Information supplied
○ ○ ○ ○ ○

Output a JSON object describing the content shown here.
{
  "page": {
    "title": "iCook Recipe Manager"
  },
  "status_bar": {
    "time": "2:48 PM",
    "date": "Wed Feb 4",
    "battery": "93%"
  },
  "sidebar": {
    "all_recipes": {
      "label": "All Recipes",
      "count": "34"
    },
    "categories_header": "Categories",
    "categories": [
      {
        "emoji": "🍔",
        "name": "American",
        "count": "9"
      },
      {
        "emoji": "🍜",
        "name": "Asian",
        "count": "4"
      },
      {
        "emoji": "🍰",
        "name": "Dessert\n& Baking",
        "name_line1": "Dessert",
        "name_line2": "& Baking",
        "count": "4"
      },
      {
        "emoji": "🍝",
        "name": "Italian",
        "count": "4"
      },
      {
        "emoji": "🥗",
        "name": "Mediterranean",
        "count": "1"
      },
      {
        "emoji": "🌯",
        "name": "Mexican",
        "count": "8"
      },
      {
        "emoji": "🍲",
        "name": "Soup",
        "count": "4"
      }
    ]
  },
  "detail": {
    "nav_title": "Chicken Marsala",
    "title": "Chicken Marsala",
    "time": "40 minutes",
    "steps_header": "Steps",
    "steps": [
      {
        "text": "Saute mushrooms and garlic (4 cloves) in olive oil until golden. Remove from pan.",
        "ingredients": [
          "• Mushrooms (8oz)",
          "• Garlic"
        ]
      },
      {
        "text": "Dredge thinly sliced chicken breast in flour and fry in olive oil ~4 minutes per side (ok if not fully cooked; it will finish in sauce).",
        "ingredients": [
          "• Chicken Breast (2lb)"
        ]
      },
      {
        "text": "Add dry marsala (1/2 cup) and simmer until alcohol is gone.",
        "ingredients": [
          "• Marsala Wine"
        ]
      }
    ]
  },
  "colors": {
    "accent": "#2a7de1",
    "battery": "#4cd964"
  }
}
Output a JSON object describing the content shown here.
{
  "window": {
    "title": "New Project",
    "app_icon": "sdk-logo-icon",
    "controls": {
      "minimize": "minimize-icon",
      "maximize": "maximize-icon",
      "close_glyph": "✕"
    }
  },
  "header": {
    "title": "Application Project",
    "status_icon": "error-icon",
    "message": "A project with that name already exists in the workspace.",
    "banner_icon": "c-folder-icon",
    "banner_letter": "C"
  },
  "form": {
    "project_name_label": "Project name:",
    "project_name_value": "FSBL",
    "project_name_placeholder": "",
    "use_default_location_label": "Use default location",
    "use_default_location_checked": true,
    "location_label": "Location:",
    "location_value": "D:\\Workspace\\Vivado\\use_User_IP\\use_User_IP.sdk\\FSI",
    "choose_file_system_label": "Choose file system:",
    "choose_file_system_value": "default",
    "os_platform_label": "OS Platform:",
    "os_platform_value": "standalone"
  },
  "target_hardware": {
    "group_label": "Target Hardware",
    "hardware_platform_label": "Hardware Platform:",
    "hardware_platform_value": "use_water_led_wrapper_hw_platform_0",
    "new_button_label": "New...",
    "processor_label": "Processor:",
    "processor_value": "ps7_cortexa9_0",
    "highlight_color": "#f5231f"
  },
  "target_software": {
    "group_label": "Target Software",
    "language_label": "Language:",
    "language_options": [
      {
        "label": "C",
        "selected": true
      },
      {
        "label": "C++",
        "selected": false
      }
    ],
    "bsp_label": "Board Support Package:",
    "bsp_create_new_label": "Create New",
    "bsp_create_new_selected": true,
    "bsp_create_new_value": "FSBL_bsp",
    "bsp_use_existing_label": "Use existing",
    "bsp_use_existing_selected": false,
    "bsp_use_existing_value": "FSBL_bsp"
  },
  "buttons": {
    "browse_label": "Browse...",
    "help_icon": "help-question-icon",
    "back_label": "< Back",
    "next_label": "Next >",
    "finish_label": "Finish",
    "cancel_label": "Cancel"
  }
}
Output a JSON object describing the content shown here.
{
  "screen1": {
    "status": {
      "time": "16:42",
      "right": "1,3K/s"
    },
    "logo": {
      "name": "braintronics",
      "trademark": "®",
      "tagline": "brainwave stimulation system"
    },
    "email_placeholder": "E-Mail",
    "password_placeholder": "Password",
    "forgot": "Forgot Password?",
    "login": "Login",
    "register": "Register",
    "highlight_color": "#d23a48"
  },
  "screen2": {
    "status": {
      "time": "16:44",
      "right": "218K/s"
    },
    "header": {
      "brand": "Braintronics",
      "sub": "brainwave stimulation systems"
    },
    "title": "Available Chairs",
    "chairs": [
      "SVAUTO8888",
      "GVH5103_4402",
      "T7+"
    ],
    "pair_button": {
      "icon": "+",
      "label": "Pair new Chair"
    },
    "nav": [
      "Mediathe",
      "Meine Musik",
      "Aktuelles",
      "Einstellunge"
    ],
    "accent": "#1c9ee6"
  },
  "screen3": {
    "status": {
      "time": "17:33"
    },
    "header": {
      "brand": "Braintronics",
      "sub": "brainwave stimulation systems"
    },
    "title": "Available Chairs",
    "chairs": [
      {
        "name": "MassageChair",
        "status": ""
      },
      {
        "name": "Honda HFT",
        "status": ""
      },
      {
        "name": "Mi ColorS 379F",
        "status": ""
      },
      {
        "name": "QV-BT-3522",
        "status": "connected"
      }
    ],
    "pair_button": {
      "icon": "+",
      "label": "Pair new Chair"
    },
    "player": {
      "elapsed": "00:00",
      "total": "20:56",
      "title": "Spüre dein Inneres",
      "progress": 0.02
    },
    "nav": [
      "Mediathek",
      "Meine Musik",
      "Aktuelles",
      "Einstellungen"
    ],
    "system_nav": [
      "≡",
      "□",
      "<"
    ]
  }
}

○ ○ ○ ○ ○

Given instruction
Return all the lines that contain the string "true".

Response
    "use_default_location_checked": true,
        "selected": true
    "bsp_create_new_selected": true,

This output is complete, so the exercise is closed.